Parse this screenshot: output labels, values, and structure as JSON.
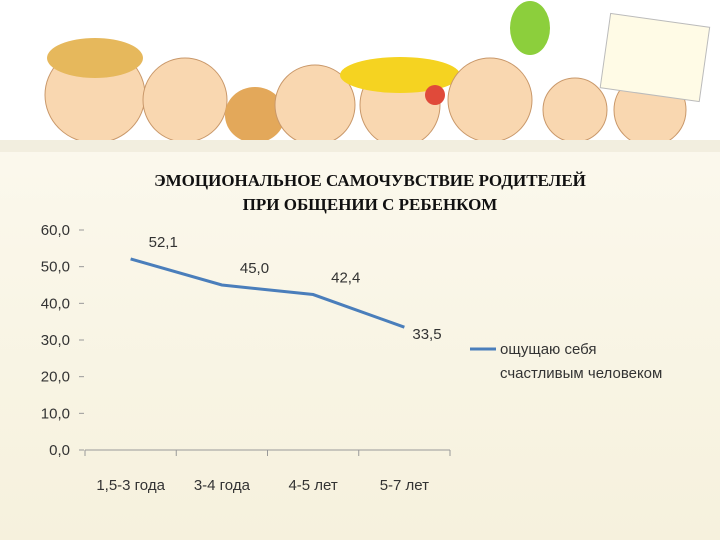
{
  "chart_data": {
    "type": "line",
    "title": "ЭМОЦИОНАЛЬНОЕ САМОЧУВСТВИЕ  РОДИТЕЛЕЙ",
    "subtitle": "ПРИ ОБЩЕНИИ С РЕБЕНКОМ",
    "categories": [
      "1,5-3 года",
      "3-4 года",
      "4-5 лет",
      "5-7 лет"
    ],
    "series": [
      {
        "name": "ощущаю себя счастливым человеком",
        "color": "#4a7ebb",
        "values": [
          52.1,
          45.0,
          42.4,
          33.5
        ],
        "value_labels": [
          "52,1",
          "45,0",
          "42,4",
          "33,5"
        ]
      }
    ],
    "ylim": [
      0,
      60
    ],
    "yticks": [
      {
        "value": 0,
        "label": "0,0"
      },
      {
        "value": 10,
        "label": "10,0"
      },
      {
        "value": 20,
        "label": "20,0"
      },
      {
        "value": 30,
        "label": "30,0"
      },
      {
        "value": 40,
        "label": "40,0"
      },
      {
        "value": 50,
        "label": "50,0"
      },
      {
        "value": 60,
        "label": "60,0"
      }
    ],
    "legend": "right",
    "grid": false
  }
}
§ §
§ Goal: Your task is to repeat the material above exactly, without its pictures.

§ Worked solution:
Parse this screenshot: output labels, values, and structure as JSON.
{
  "chart_data": {
    "type": "line",
    "title": "ЭМОЦИОНАЛЬНОЕ САМОЧУВСТВИЕ  РОДИТЕЛЕЙ",
    "subtitle": "ПРИ ОБЩЕНИИ С РЕБЕНКОМ",
    "categories": [
      "1,5-3 года",
      "3-4 года",
      "4-5 лет",
      "5-7 лет"
    ],
    "series": [
      {
        "name": "ощущаю себя счастливым человеком",
        "color": "#4a7ebb",
        "values": [
          52.1,
          45.0,
          42.4,
          33.5
        ],
        "value_labels": [
          "52,1",
          "45,0",
          "42,4",
          "33,5"
        ]
      }
    ],
    "ylim": [
      0,
      60
    ],
    "yticks": [
      {
        "value": 0,
        "label": "0,0"
      },
      {
        "value": 10,
        "label": "10,0"
      },
      {
        "value": 20,
        "label": "20,0"
      },
      {
        "value": 30,
        "label": "30,0"
      },
      {
        "value": 40,
        "label": "40,0"
      },
      {
        "value": 50,
        "label": "50,0"
      },
      {
        "value": 60,
        "label": "60,0"
      }
    ],
    "legend": "right",
    "grid": false
  }
}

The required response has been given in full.